## [Given instruction]
Extract each line from the entries below that has the string "again" in it.
=======
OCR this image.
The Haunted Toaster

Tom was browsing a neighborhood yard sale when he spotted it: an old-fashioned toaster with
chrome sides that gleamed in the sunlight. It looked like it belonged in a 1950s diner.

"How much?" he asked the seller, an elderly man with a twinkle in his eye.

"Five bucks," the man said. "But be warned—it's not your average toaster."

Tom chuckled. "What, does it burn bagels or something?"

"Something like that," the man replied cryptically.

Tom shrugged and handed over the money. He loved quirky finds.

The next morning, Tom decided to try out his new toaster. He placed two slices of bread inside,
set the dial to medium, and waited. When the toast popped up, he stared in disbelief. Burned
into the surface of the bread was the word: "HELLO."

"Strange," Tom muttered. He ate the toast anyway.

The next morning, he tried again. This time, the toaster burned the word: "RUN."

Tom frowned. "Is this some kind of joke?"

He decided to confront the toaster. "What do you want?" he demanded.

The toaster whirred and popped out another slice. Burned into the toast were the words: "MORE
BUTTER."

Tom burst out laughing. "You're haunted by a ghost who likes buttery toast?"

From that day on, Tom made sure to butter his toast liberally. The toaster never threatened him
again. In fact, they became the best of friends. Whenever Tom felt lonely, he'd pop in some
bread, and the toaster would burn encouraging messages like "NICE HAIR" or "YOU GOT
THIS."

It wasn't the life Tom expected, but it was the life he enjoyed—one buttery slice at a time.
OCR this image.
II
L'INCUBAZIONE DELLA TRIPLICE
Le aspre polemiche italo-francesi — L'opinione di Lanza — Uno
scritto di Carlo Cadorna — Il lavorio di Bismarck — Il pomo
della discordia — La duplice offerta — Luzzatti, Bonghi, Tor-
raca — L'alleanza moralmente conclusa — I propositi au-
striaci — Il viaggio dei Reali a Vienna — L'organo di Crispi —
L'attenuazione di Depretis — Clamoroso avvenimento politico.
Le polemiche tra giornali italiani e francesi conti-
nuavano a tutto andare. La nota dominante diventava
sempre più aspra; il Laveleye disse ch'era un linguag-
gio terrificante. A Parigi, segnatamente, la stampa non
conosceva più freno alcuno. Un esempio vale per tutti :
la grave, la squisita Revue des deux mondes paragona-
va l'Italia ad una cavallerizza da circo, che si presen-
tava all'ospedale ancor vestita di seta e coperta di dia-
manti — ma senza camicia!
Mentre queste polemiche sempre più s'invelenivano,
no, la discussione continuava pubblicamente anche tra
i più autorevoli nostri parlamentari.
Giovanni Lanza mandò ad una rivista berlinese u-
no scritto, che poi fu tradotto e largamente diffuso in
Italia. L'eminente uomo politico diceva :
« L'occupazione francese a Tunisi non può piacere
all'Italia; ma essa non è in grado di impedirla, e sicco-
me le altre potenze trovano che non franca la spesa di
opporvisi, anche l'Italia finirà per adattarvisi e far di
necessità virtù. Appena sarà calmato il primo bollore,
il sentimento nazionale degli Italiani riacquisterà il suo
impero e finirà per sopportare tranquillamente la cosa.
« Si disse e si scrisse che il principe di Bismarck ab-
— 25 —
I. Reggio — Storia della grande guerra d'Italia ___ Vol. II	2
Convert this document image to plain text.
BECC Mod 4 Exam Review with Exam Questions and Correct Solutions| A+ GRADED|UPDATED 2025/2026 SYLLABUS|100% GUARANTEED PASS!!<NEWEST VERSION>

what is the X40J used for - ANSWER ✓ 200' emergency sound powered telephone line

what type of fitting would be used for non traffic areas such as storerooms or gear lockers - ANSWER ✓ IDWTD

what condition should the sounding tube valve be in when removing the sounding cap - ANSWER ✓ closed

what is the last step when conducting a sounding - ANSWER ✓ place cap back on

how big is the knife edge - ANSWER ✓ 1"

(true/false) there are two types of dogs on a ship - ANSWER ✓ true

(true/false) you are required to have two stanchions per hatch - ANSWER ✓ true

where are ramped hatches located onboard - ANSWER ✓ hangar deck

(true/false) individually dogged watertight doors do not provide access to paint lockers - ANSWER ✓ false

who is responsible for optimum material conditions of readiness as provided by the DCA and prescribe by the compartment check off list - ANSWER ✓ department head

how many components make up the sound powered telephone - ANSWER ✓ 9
=======
## [The output]
The next morning, he tried again. This time, the toaster burned the word: "RUN."
again. In fact, they became the best of friends. Whenever Tom felt lonely, he'd pop in some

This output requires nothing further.